■ WHAT THE TASK REQUIRES: All of the records below should be output exactly.

◇ ◇ ◇ ◇

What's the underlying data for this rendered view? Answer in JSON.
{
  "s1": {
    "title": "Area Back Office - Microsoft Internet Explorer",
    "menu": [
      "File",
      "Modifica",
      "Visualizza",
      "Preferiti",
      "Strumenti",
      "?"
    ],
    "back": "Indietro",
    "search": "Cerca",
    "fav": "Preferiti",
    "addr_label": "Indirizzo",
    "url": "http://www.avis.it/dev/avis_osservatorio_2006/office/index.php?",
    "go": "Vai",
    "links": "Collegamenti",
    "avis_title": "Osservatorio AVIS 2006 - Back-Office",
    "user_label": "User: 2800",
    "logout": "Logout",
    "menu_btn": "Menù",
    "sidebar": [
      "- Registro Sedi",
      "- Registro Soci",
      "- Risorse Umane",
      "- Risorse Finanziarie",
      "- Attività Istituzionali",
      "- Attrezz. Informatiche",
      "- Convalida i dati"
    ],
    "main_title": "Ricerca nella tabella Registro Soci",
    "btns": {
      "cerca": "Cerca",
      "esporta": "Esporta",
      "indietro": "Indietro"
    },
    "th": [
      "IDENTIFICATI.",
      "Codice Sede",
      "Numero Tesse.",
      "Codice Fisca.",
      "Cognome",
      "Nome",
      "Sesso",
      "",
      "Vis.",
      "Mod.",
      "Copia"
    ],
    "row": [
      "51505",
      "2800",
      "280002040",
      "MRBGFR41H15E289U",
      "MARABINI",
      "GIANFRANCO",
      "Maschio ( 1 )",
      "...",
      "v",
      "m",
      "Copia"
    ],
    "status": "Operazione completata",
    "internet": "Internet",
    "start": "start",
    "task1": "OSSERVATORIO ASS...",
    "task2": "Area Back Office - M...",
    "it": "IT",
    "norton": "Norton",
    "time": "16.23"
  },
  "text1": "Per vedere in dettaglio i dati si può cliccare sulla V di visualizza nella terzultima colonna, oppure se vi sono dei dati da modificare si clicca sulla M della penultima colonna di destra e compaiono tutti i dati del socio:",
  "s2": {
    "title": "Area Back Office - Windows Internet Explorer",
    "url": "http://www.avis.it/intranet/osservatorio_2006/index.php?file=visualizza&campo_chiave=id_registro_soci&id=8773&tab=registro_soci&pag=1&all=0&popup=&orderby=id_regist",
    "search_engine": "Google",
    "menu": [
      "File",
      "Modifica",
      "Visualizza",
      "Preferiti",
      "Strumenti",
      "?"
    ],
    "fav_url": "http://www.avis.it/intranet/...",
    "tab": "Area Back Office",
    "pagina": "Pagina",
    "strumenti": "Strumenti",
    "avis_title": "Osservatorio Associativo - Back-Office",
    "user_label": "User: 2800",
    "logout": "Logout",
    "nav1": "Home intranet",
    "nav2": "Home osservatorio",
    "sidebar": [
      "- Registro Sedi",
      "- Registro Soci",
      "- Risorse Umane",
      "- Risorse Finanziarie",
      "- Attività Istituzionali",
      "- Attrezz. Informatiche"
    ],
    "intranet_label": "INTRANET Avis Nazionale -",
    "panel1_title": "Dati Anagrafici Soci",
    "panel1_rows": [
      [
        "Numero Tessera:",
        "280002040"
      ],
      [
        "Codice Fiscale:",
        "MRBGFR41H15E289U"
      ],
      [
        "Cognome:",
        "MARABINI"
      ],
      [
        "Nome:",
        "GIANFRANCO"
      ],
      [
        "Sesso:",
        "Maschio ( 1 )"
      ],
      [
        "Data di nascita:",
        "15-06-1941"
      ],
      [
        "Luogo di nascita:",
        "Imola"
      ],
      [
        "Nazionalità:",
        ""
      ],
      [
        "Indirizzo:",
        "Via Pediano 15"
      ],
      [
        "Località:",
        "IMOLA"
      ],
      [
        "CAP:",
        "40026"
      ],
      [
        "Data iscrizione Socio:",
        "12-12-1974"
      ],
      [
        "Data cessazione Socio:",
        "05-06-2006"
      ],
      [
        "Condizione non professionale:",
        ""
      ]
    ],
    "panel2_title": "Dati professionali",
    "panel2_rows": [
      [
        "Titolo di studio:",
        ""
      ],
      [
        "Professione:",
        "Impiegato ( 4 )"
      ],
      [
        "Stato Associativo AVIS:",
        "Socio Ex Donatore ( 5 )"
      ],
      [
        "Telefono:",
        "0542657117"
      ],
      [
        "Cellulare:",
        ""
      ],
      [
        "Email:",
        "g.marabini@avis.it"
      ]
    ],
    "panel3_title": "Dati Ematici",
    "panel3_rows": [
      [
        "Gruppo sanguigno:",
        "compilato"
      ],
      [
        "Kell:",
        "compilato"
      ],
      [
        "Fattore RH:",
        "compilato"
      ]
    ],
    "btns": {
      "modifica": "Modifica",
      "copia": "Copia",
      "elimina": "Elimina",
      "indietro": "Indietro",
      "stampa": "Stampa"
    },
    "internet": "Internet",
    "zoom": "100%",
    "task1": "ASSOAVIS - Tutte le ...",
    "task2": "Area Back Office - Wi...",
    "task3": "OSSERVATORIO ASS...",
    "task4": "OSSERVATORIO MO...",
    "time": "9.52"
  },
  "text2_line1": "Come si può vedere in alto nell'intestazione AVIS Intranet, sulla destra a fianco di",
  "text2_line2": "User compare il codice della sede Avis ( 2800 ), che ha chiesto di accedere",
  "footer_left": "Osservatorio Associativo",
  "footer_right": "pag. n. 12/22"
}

◇ ◇ ◇ ◇

■ ANSWER TO THE TASK:
What's the underlying data for this rendered view? Answer in JSON.
{
  "s1": {
    "title": "Area Back Office - Microsoft Internet Explorer",
    "menu": [
      "File",
      "Modifica",
      "Visualizza",
      "Preferiti",
      "Strumenti",
      "?"
    ],
    "back": "Indietro",
    "search": "Cerca",
    "fav": "Preferiti",
    "addr_label": "Indirizzo",
    "url": "http://www.avis.it/dev/avis_osservatorio_2006/office/index.php?",
    "go": "Vai",
    "links": "Collegamenti",
    "avis_title": "Osservatorio AVIS 2006 - Back-Office",
    "user_label": "User: 2800",
    "logout": "Logout",
    "menu_btn": "Menù",
    "sidebar": [
      "- Registro Sedi",
      "- Registro Soci",
      "- Risorse Umane",
      "- Risorse Finanziarie",
      "- Attività Istituzionali",
      "- Attrezz. Informatiche",
      "- Convalida i dati"
    ],
    "main_title": "Ricerca nella tabella Registro Soci",
    "btns": {
      "cerca": "Cerca",
      "esporta": "Esporta",
      "indietro": "Indietro"
    },
    "th": [
      "IDENTIFICATI.",
      "Codice Sede",
      "Numero Tesse.",
      "Codice Fisca.",
      "Cognome",
      "Nome",
      "Sesso",
      "",
      "Vis.",
      "Mod.",
      "Copia"
    ],
    "row": [
      "51505",
      "2800",
      "280002040",
      "MRBGFR41H15E289U",
      "MARABINI",
      "GIANFRANCO",
      "Maschio ( 1 )",
      "...",
      "v",
      "m",
      "Copia"
    ],
    "status": "Operazione completata",
    "internet": "Internet",
    "start": "start",
    "task1": "OSSERVATORIO ASS...",
    "task2": "Area Back Office - M...",
    "it": "IT",
    "norton": "Norton",
    "time": "16.23"
  },
  "text1": "Per vedere in dettaglio i dati si può cliccare sulla V di visualizza nella terzultima colonna, oppure se vi sono dei dati da modificare si clicca sulla M della penultima colonna di destra e compaiono tutti i dati del socio:",
  "s2": {
    "title": "Area Back Office - Windows Internet Explorer",
    "url": "http://www.avis.it/intranet/osservatorio_2006/index.php?file=visualizza&campo_chiave=id_registro_soci&id=8773&tab=registro_soci&pag=1&all=0&popup=&orderby=id_regist",
    "search_engine": "Google",
    "menu": [
      "File",
      "Modifica",
      "Visualizza",
      "Preferiti",
      "Strumenti",
      "?"
    ],
    "fav_url": "http://www.avis.it/intranet/...",
    "tab": "Area Back Office",
    "pagina": "Pagina",
    "strumenti": "Strumenti",
    "avis_title": "Osservatorio Associativo - Back-Office",
    "user_label": "User: 2800",
    "logout": "Logout",
    "nav1": "Home intranet",
    "nav2": "Home osservatorio",
    "sidebar": [
      "- Registro Sedi",
      "- Registro Soci",
      "- Risorse Umane",
      "- Risorse Finanziarie",
      "- Attività Istituzionali",
      "- Attrezz. Informatiche"
    ],
    "intranet_label": "INTRANET Avis Nazionale -",
    "panel1_title": "Dati Anagrafici Soci",
    "panel1_rows": [
      [
        "Numero Tessera:",
        "280002040"
      ],
      [
        "Codice Fiscale:",
        "MRBGFR41H15E289U"
      ],
      [
        "Cognome:",
        "MARABINI"
      ],
      [
        "Nome:",
        "GIANFRANCO"
      ],
      [
        "Sesso:",
        "Maschio ( 1 )"
      ],
      [
        "Data di nascita:",
        "15-06-1941"
      ],
      [
        "Luogo di nascita:",
        "Imola"
      ],
      [
        "Nazionalità:",
        ""
      ],
      [
        "Indirizzo:",
        "Via Pediano 15"
      ],
      [
        "Località:",
        "IMOLA"
      ],
      [
        "CAP:",
        "40026"
      ],
      [
        "Data iscrizione Socio:",
        "12-12-1974"
      ],
      [
        "Data cessazione Socio:",
        "05-06-2006"
      ],
      [
        "Condizione non professionale:",
        ""
      ]
    ],
    "panel2_title": "Dati professionali",
    "panel2_rows": [
      [
        "Titolo di studio:",
        ""
      ],
      [
        "Professione:",
        "Impiegato ( 4 )"
      ],
      [
        "Stato Associativo AVIS:",
        "Socio Ex Donatore ( 5 )"
      ],
      [
        "Telefono:",
        "0542657117"
      ],
      [
        "Cellulare:",
        ""
      ],
      [
        "Email:",
        "g.marabini@avis.it"
      ]
    ],
    "panel3_title": "Dati Ematici",
    "panel3_rows": [
      [
        "Gruppo sanguigno:",
        "compilato"
      ],
      [
        "Kell:",
        "compilato"
      ],
      [
        "Fattore RH:",
        "compilato"
      ]
    ],
    "btns": {
      "modifica": "Modifica",
      "copia": "Copia",
      "elimina": "Elimina",
      "indietro": "Indietro",
      "stampa": "Stampa"
    },
    "internet": "Internet",
    "zoom": "100%",
    "task1": "ASSOAVIS - Tutte le ...",
    "task2": "Area Back Office - Wi...",
    "task3": "OSSERVATORIO ASS...",
    "task4": "OSSERVATORIO MO...",
    "time": "9.52"
  },
  "text2_line1": "Come si può vedere in alto nell'intestazione AVIS Intranet, sulla destra a fianco di",
  "text2_line2": "User compare il codice della sede Avis ( 2800 ), che ha chiesto di accedere",
  "footer_left": "Osservatorio Associativo",
  "footer_right": "pag. n. 12/22"
}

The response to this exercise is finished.